[TASK DESCRIPTION] Retype all the records with nothing changed.

— START RECORDS SUPPLIED —

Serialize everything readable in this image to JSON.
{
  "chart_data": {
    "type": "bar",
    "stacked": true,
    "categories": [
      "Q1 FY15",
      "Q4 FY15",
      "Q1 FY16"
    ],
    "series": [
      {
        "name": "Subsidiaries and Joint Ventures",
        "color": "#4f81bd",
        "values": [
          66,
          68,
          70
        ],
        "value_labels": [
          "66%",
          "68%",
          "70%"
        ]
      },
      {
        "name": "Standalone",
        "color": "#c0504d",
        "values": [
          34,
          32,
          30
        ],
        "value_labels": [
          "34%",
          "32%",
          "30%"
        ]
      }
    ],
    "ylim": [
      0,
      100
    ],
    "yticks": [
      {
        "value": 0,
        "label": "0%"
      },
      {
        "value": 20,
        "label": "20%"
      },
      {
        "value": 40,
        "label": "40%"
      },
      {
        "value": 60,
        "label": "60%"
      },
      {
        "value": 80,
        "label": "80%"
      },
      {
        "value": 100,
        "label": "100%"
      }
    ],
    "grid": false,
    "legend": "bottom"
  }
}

— END RECORDS SUPPLIED —

[THE REPLY]
Serialize everything readable in this image to JSON.
{
  "chart_data": {
    "type": "bar",
    "stacked": true,
    "categories": [
      "Q1 FY15",
      "Q4 FY15",
      "Q1 FY16"
    ],
    "series": [
      {
        "name": "Subsidiaries and Joint Ventures",
        "color": "#4f81bd",
        "values": [
          66,
          68,
          70
        ],
        "value_labels": [
          "66%",
          "68%",
          "70%"
        ]
      },
      {
        "name": "Standalone",
        "color": "#c0504d",
        "values": [
          34,
          32,
          30
        ],
        "value_labels": [
          "34%",
          "32%",
          "30%"
        ]
      }
    ],
    "ylim": [
      0,
      100
    ],
    "yticks": [
      {
        "value": 0,
        "label": "0%"
      },
      {
        "value": 20,
        "label": "20%"
      },
      {
        "value": 40,
        "label": "40%"
      },
      {
        "value": 60,
        "label": "60%"
      },
      {
        "value": 80,
        "label": "80%"
      },
      {
        "value": 100,
        "label": "100%"
      }
    ],
    "grid": false,
    "legend": "bottom"
  }
}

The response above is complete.